(Figure dataset records)
— START —

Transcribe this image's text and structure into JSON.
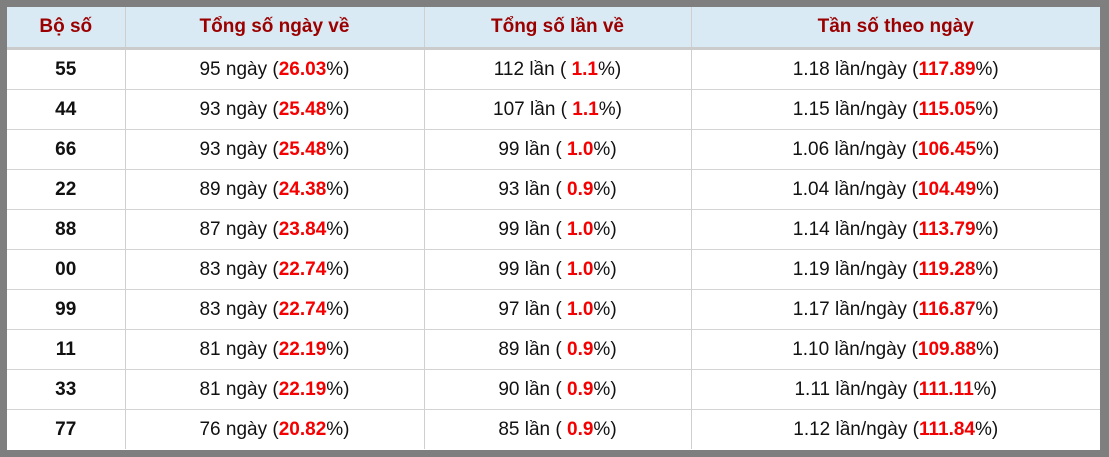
{
  "headers": [
    "Bộ số",
    "Tổng số ngày về",
    "Tổng số lần về",
    "Tần số theo ngày"
  ],
  "units": {
    "day": "ngày",
    "times": "lần",
    "per_day": "lần/ngày"
  },
  "accent_color": "#f40000",
  "rows": [
    {
      "so": "55",
      "ngay": "95",
      "ngay_pct": "26.03",
      "lan": "112",
      "lan_pct": "1.1",
      "tan": "1.18",
      "tan_pct": "117.89"
    },
    {
      "so": "44",
      "ngay": "93",
      "ngay_pct": "25.48",
      "lan": "107",
      "lan_pct": "1.1",
      "tan": "1.15",
      "tan_pct": "115.05"
    },
    {
      "so": "66",
      "ngay": "93",
      "ngay_pct": "25.48",
      "lan": "99",
      "lan_pct": "1.0",
      "tan": "1.06",
      "tan_pct": "106.45"
    },
    {
      "so": "22",
      "ngay": "89",
      "ngay_pct": "24.38",
      "lan": "93",
      "lan_pct": "0.9",
      "tan": "1.04",
      "tan_pct": "104.49"
    },
    {
      "so": "88",
      "ngay": "87",
      "ngay_pct": "23.84",
      "lan": "99",
      "lan_pct": "1.0",
      "tan": "1.14",
      "tan_pct": "113.79"
    },
    {
      "so": "00",
      "ngay": "83",
      "ngay_pct": "22.74",
      "lan": "99",
      "lan_pct": "1.0",
      "tan": "1.19",
      "tan_pct": "119.28"
    },
    {
      "so": "99",
      "ngay": "83",
      "ngay_pct": "22.74",
      "lan": "97",
      "lan_pct": "1.0",
      "tan": "1.17",
      "tan_pct": "116.87"
    },
    {
      "so": "11",
      "ngay": "81",
      "ngay_pct": "22.19",
      "lan": "89",
      "lan_pct": "0.9",
      "tan": "1.10",
      "tan_pct": "109.88"
    },
    {
      "so": "33",
      "ngay": "81",
      "ngay_pct": "22.19",
      "lan": "90",
      "lan_pct": "0.9",
      "tan": "1.11",
      "tan_pct": "111.11"
    },
    {
      "so": "77",
      "ngay": "76",
      "ngay_pct": "20.82",
      "lan": "85",
      "lan_pct": "0.9",
      "tan": "1.12",
      "tan_pct": "111.84"
    }
  ]
}
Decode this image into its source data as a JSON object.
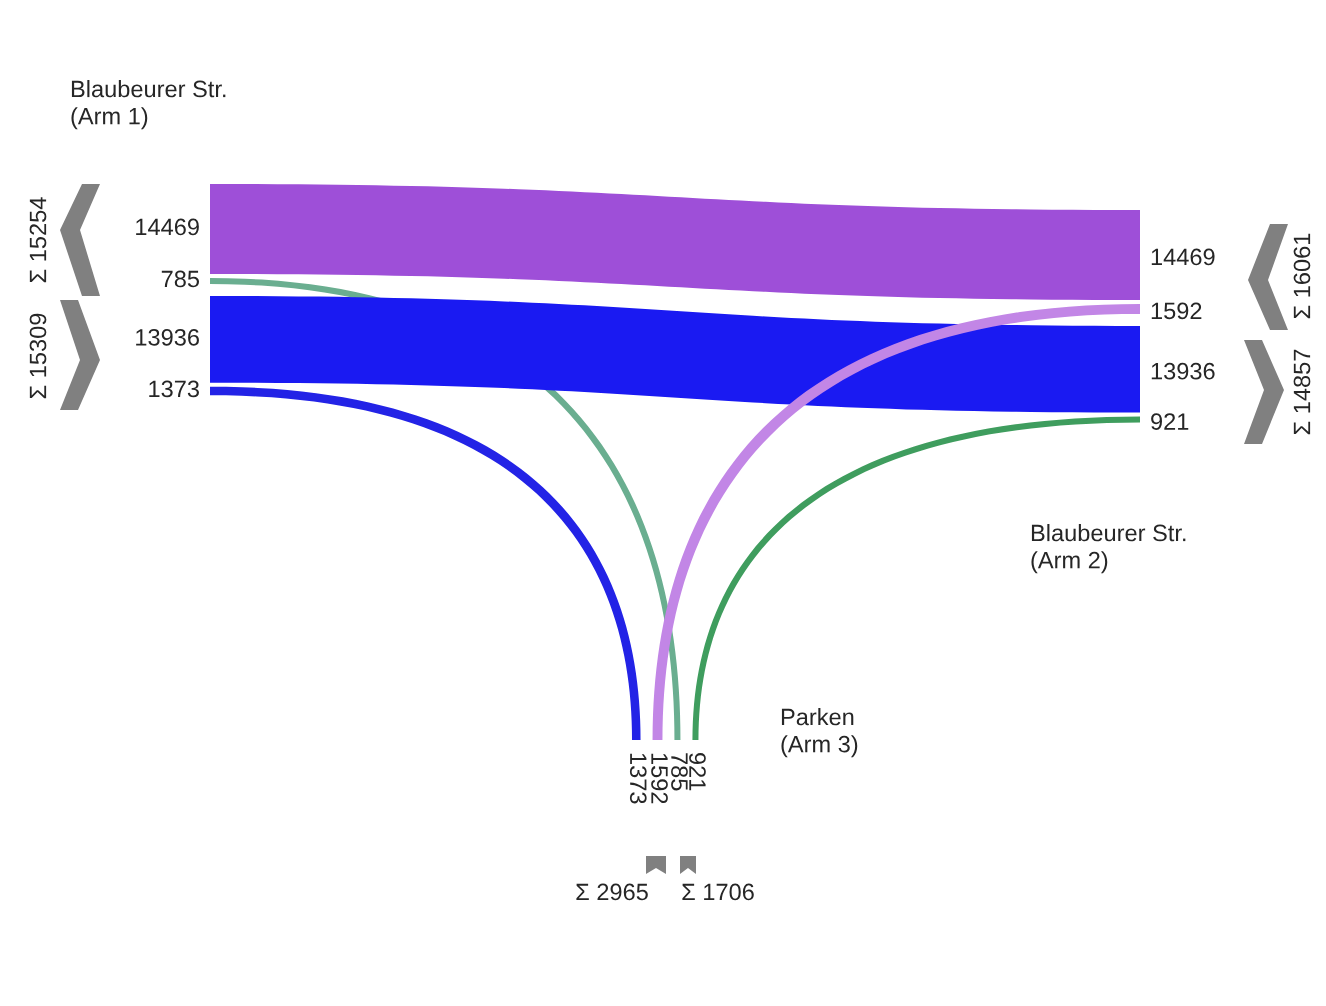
{
  "chart_data": {
    "type": "other",
    "categories": [
      "Blaubeurer Str.\n(Arm 1)",
      "Blaubeurer Str.\n(Arm 2)",
      "Parken\n(Arm 3)"
    ],
    "series": [
      {
        "values": [
          null,
          14469,
          785
        ],
        "value_labels": [
          null,
          "14469",
          "785"
        ],
        "colors": [
          null,
          "#9e4fd8",
          "#6aae90"
        ]
      },
      {
        "values": [
          13936,
          null,
          921
        ],
        "value_labels": [
          "13936",
          null,
          "921"
        ],
        "colors": [
          "#1a1af2",
          null,
          "#3f9d5e"
        ]
      },
      {
        "values": [
          1373,
          1592,
          null
        ],
        "value_labels": [
          "1373",
          "1592",
          null
        ],
        "colors": [
          "#2323e6",
          "#c286e6",
          null
        ]
      }
    ],
    "annotations": [
      "Σ 15254",
      "Σ 15309",
      "Σ 16061",
      "Σ 14857",
      "Σ 2965",
      "Σ 1706",
      "14469",
      "785",
      "13936",
      "921",
      "1373",
      "1592"
    ]
  }
}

— END —

--- Prompt ---
Print once more, exactly, the lines from the one with "Decode this image" through the last line of the data, both ends included, without any pictures.

--- Exercise response ---
Decode this image into its source data as a JSON object.
{
  "chart_data": {
    "type": "other",
    "categories": [
      "Blaubeurer Str.\n(Arm 1)",
      "Blaubeurer Str.\n(Arm 2)",
      "Parken\n(Arm 3)"
    ],
    "series": [
      {
        "values": [
          null,
          14469,
          785
        ],
        "value_labels": [
          null,
          "14469",
          "785"
        ],
        "colors": [
          null,
          "#9e4fd8",
          "#6aae90"
        ]
      },
      {
        "values": [
          13936,
          null,
          921
        ],
        "value_labels": [
          "13936",
          null,
          "921"
        ],
        "colors": [
          "#1a1af2",
          null,
          "#3f9d5e"
        ]
      },
      {
        "values": [
          1373,
          1592,
          null
        ],
        "value_labels": [
          "1373",
          "1592",
          null
        ],
        "colors": [
          "#2323e6",
          "#c286e6",
          null
        ]
      }
    ],
    "annotations": [
      "Σ 15254",
      "Σ 15309",
      "Σ 16061",
      "Σ 14857",
      "Σ 2965",
      "Σ 1706",
      "14469",
      "785",
      "13936",
      "921",
      "1373",
      "1592"
    ]
  }
}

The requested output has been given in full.